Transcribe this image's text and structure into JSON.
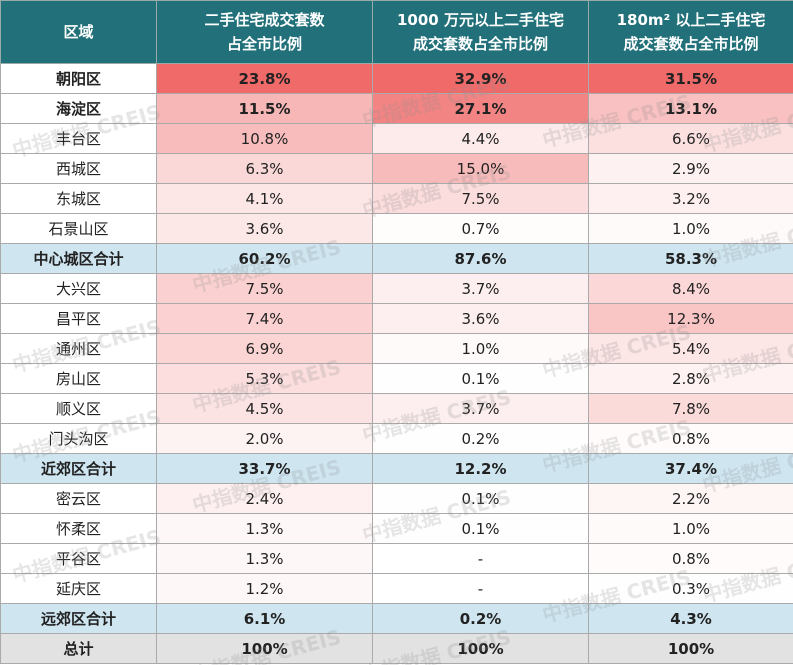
{
  "header": [
    [
      "区域"
    ],
    [
      "二手住宅成交套数",
      "占全市比例"
    ],
    [
      "1000 万元以上二手住宅",
      "成交套数占全市比例"
    ],
    [
      "180m² 以上二手住宅",
      "成交套数占全市比例"
    ]
  ],
  "table": {
    "rows": [
      [
        "朝阳区",
        "23.8%",
        "32.9%",
        "31.5%"
      ],
      [
        "海淀区",
        "11.5%",
        "27.1%",
        "13.1%"
      ],
      [
        "丰台区",
        "10.8%",
        "4.4%",
        "6.6%"
      ],
      [
        "西城区",
        "6.3%",
        "15.0%",
        "2.9%"
      ],
      [
        "东城区",
        "4.1%",
        "7.5%",
        "3.2%"
      ],
      [
        "石景山区",
        "3.6%",
        "0.7%",
        "1.0%"
      ],
      [
        "中心城区合计",
        "60.2%",
        "87.6%",
        "58.3%"
      ],
      [
        "大兴区",
        "7.5%",
        "3.7%",
        "8.4%"
      ],
      [
        "昌平区",
        "7.4%",
        "3.6%",
        "12.3%"
      ],
      [
        "通州区",
        "6.9%",
        "1.0%",
        "5.4%"
      ],
      [
        "房山区",
        "5.3%",
        "0.1%",
        "2.8%"
      ],
      [
        "顺义区",
        "4.5%",
        "3.7%",
        "7.8%"
      ],
      [
        "门头沟区",
        "2.0%",
        "0.2%",
        "0.8%"
      ],
      [
        "近郊区合计",
        "33.7%",
        "12.2%",
        "37.4%"
      ],
      [
        "密云区",
        "2.4%",
        "0.1%",
        "2.2%"
      ],
      [
        "怀柔区",
        "1.3%",
        "0.1%",
        "1.0%"
      ],
      [
        "平谷区",
        "1.3%",
        "-",
        "0.8%"
      ],
      [
        "延庆区",
        "1.2%",
        "-",
        "0.3%"
      ],
      [
        "远郊区合计",
        "6.1%",
        "0.2%",
        "4.3%"
      ],
      [
        "总计",
        "100%",
        "100%",
        "100%"
      ]
    ]
  },
  "watermark": "中指数据 CREIS"
}
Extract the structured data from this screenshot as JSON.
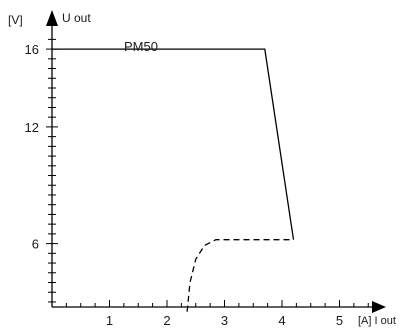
{
  "chart_data": {
    "type": "line",
    "title": "",
    "xlabel": "[A] I out",
    "ylabel": "U out",
    "yunit": "[V]",
    "xlim": [
      0,
      5.7
    ],
    "ylim": [
      2,
      18
    ],
    "x_ticks": [
      1,
      2,
      3,
      4,
      5
    ],
    "y_ticks": [
      6,
      12,
      16
    ],
    "x_minor_step": 0.25,
    "y_minor_step": 0.5,
    "grid": false,
    "series": [
      {
        "name": "PM50",
        "style": "solid",
        "points": [
          [
            0,
            16
          ],
          [
            3.7,
            16
          ],
          [
            4.2,
            6.2
          ]
        ]
      },
      {
        "style": "dashed",
        "points": [
          [
            2.35,
            2.5
          ],
          [
            2.4,
            4.0
          ],
          [
            2.5,
            5.2
          ],
          [
            2.65,
            5.9
          ],
          [
            2.85,
            6.2
          ],
          [
            4.2,
            6.2
          ]
        ]
      }
    ]
  }
}
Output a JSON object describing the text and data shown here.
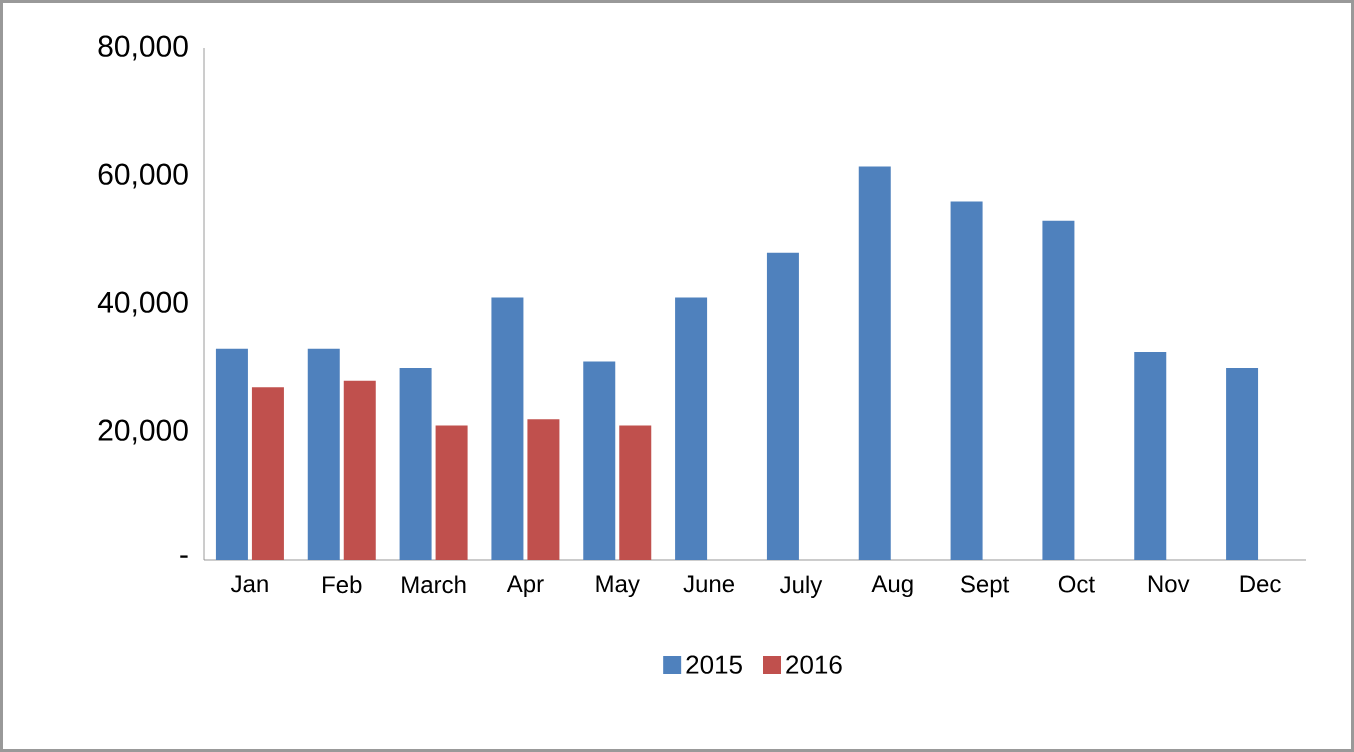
{
  "chart_data": {
    "type": "bar",
    "categories": [
      "Jan",
      "Feb",
      "March",
      "Apr",
      "May",
      "June",
      "July",
      "Aug",
      "Sept",
      "Oct",
      "Nov",
      "Dec"
    ],
    "series": [
      {
        "name": "2015",
        "color": "#4f81bd",
        "values": [
          33000,
          33000,
          30000,
          41000,
          31000,
          41000,
          48000,
          61500,
          56000,
          53000,
          32500,
          30000
        ]
      },
      {
        "name": "2016",
        "color": "#c0504d",
        "values": [
          27000,
          28000,
          21000,
          22000,
          21000,
          null,
          null,
          null,
          null,
          null,
          null,
          null
        ]
      }
    ],
    "ylim": [
      0,
      80000
    ],
    "yticks": [
      {
        "value": 0,
        "label": "-"
      },
      {
        "value": 20000,
        "label": "20,000"
      },
      {
        "value": 40000,
        "label": "40,000"
      },
      {
        "value": 60000,
        "label": "60,000"
      },
      {
        "value": 80000,
        "label": "80,000"
      }
    ],
    "grid": false,
    "legend": "bottom"
  }
}
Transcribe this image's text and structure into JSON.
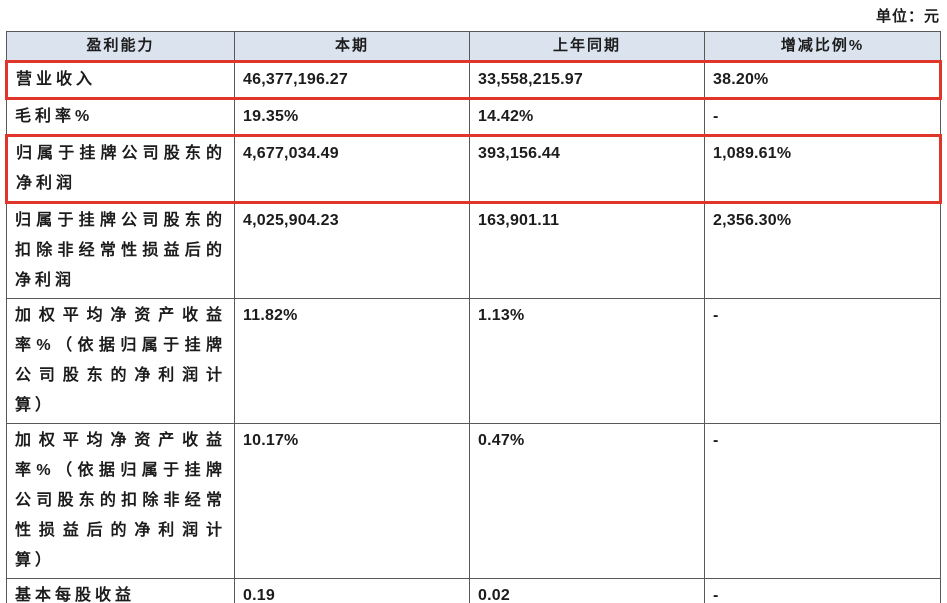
{
  "unit_label": "单位：元",
  "table": {
    "header_bg": "#dbe3ef",
    "highlight_color": "#e0352b",
    "headers": [
      "盈利能力",
      "本期",
      "上年同期",
      "增减比例%"
    ],
    "rows": [
      {
        "label": "营业收入",
        "current": "46,377,196.27",
        "prior": "33,558,215.97",
        "change": "38.20%",
        "highlight": true
      },
      {
        "label": "毛利率%",
        "current": "19.35%",
        "prior": "14.42%",
        "change": "-",
        "highlight": false
      },
      {
        "label": "归属于挂牌公司股东的净利润",
        "current": "4,677,034.49",
        "prior": "393,156.44",
        "change": "1,089.61%",
        "highlight": true
      },
      {
        "label": "归属于挂牌公司股东的扣除非经常性损益后的净利润",
        "current": "4,025,904.23",
        "prior": "163,901.11",
        "change": "2,356.30%",
        "highlight": false
      },
      {
        "label": "加权平均净资产收益率%（依据归属于挂牌公司股东的净利润计算）",
        "current": "11.82%",
        "prior": "1.13%",
        "change": "-",
        "highlight": false
      },
      {
        "label": "加权平均净资产收益率%（依据归属于挂牌公司股东的扣除非经常性损益后的净利润计算）",
        "current": "10.17%",
        "prior": "0.47%",
        "change": "-",
        "highlight": false
      },
      {
        "label": "基本每股收益",
        "current": "0.19",
        "prior": "0.02",
        "change": "-",
        "highlight": false
      }
    ]
  }
}
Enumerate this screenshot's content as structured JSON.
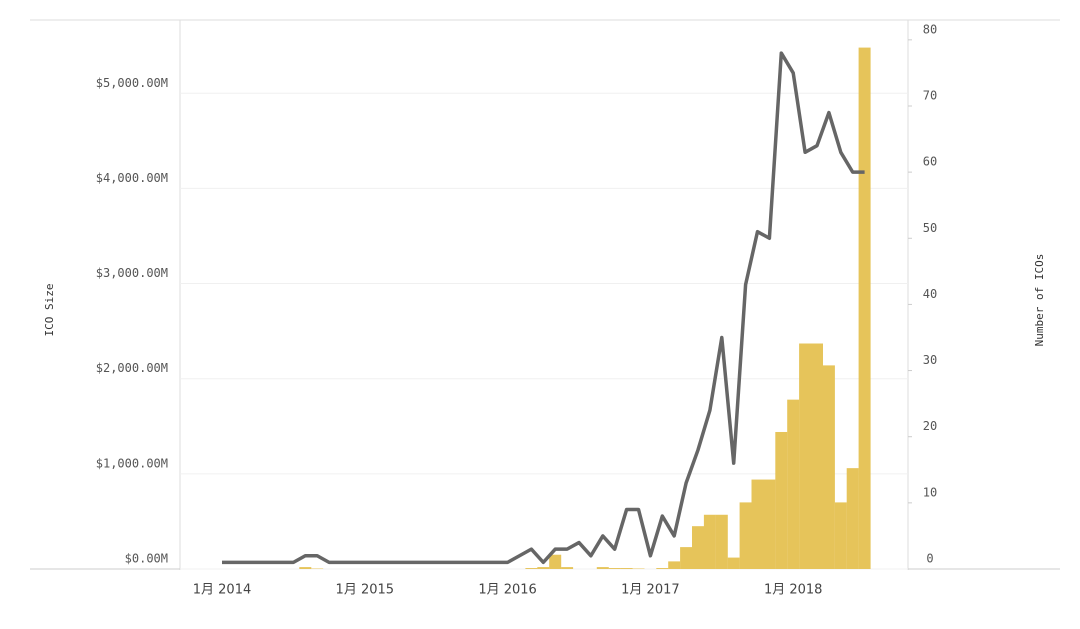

Task to carry out →
Do not copy the pictures, but repeat every line exactly.

Task solution →
Transcribe this image's text and structure into JSON.
{
  "header": [
    [
      "区域"
    ],
    [
      "二手住宅成交套数",
      "占全市比例"
    ],
    [
      "1000 万元以上二手住宅",
      "成交套数占全市比例"
    ],
    [
      "180m² 以上二手住宅",
      "成交套数占全市比例"
    ]
  ],
  "table": {
    "rows": [
      [
        "朝阳区",
        "23.8%",
        "32.9%",
        "31.5%"
      ],
      [
        "海淀区",
        "11.5%",
        "27.1%",
        "13.1%"
      ],
      [
        "丰台区",
        "10.8%",
        "4.4%",
        "6.6%"
      ],
      [
        "西城区",
        "6.3%",
        "15.0%",
        "2.9%"
      ],
      [
        "东城区",
        "4.1%",
        "7.5%",
        "3.2%"
      ],
      [
        "石景山区",
        "3.6%",
        "0.7%",
        "1.0%"
      ],
      [
        "中心城区合计",
        "60.2%",
        "87.6%",
        "58.3%"
      ],
      [
        "大兴区",
        "7.5%",
        "3.7%",
        "8.4%"
      ],
      [
        "昌平区",
        "7.4%",
        "3.6%",
        "12.3%"
      ],
      [
        "通州区",
        "6.9%",
        "1.0%",
        "5.4%"
      ],
      [
        "房山区",
        "5.3%",
        "0.1%",
        "2.8%"
      ],
      [
        "顺义区",
        "4.5%",
        "3.7%",
        "7.8%"
      ],
      [
        "门头沟区",
        "2.0%",
        "0.2%",
        "0.8%"
      ],
      [
        "近郊区合计",
        "33.7%",
        "12.2%",
        "37.4%"
      ],
      [
        "密云区",
        "2.4%",
        "0.1%",
        "2.2%"
      ],
      [
        "怀柔区",
        "1.3%",
        "0.1%",
        "1.0%"
      ],
      [
        "平谷区",
        "1.3%",
        "-",
        "0.8%"
      ],
      [
        "延庆区",
        "1.2%",
        "-",
        "0.3%"
      ],
      [
        "远郊区合计",
        "6.1%",
        "0.2%",
        "4.3%"
      ],
      [
        "总计",
        "100%",
        "100%",
        "100%"
      ]
    ]
  },
  "watermark": "中指数据 CREIS"
}
Extract the structured data from this screenshot as JSON.
{
  "chart_data": {
    "type": "line",
    "title": "",
    "xlabel": "[A] I out",
    "ylabel": "U out",
    "yunit": "[V]",
    "xlim": [
      0,
      5.7
    ],
    "ylim": [
      2,
      18
    ],
    "x_ticks": [
      1,
      2,
      3,
      4,
      5
    ],
    "y_ticks": [
      6,
      12,
      16
    ],
    "x_minor_step": 0.25,
    "y_minor_step": 0.5,
    "grid": false,
    "series": [
      {
        "name": "PM50",
        "style": "solid",
        "points": [
          [
            0,
            16
          ],
          [
            3.7,
            16
          ],
          [
            4.2,
            6.2
          ]
        ]
      },
      {
        "style": "dashed",
        "points": [
          [
            2.35,
            2.5
          ],
          [
            2.4,
            4.0
          ],
          [
            2.5,
            5.2
          ],
          [
            2.65,
            5.9
          ],
          [
            2.85,
            6.2
          ],
          [
            4.2,
            6.2
          ]
        ]
      }
    ]
  }
}
Output a JSON object describing the text and data shown here.
{
  "chart_data": {
    "type": "bar",
    "categories": [
      "Jan",
      "Feb",
      "March",
      "Apr",
      "May",
      "June",
      "July",
      "Aug",
      "Sept",
      "Oct",
      "Nov",
      "Dec"
    ],
    "series": [
      {
        "name": "2015",
        "color": "#4f81bd",
        "values": [
          33000,
          33000,
          30000,
          41000,
          31000,
          41000,
          48000,
          61500,
          56000,
          53000,
          32500,
          30000
        ]
      },
      {
        "name": "2016",
        "color": "#c0504d",
        "values": [
          27000,
          28000,
          21000,
          22000,
          21000,
          null,
          null,
          null,
          null,
          null,
          null,
          null
        ]
      }
    ],
    "ylim": [
      0,
      80000
    ],
    "yticks": [
      {
        "value": 0,
        "label": "-"
      },
      {
        "value": 20000,
        "label": "20,000"
      },
      {
        "value": 40000,
        "label": "40,000"
      },
      {
        "value": 60000,
        "label": "60,000"
      },
      {
        "value": 80000,
        "label": "80,000"
      }
    ],
    "grid": false,
    "legend": "bottom"
  }
}
Transcribe this image's text and structure into JSON.
{
  "unit_label": "单位：元",
  "table": {
    "header_bg": "#dbe3ef",
    "highlight_color": "#e0352b",
    "headers": [
      "盈利能力",
      "本期",
      "上年同期",
      "增减比例%"
    ],
    "rows": [
      {
        "label": "营业收入",
        "current": "46,377,196.27",
        "prior": "33,558,215.97",
        "change": "38.20%",
        "highlight": true
      },
      {
        "label": "毛利率%",
        "current": "19.35%",
        "prior": "14.42%",
        "change": "-",
        "highlight": false
      },
      {
        "label": "归属于挂牌公司股东的净利润",
        "current": "4,677,034.49",
        "prior": "393,156.44",
        "change": "1,089.61%",
        "highlight": true
      },
      {
        "label": "归属于挂牌公司股东的扣除非经常性损益后的净利润",
        "current": "4,025,904.23",
        "prior": "163,901.11",
        "change": "2,356.30%",
        "highlight": false
      },
      {
        "label": "加权平均净资产收益率%（依据归属于挂牌公司股东的净利润计算）",
        "current": "11.82%",
        "prior": "1.13%",
        "change": "-",
        "highlight": false
      },
      {
        "label": "加权平均净资产收益率%（依据归属于挂牌公司股东的扣除非经常性损益后的净利润计算）",
        "current": "10.17%",
        "prior": "0.47%",
        "change": "-",
        "highlight": false
      },
      {
        "label": "基本每股收益",
        "current": "0.19",
        "prior": "0.02",
        "change": "-",
        "highlight": false
      }
    ]
  }
}
Enumerate this screenshot's content as structured JSON.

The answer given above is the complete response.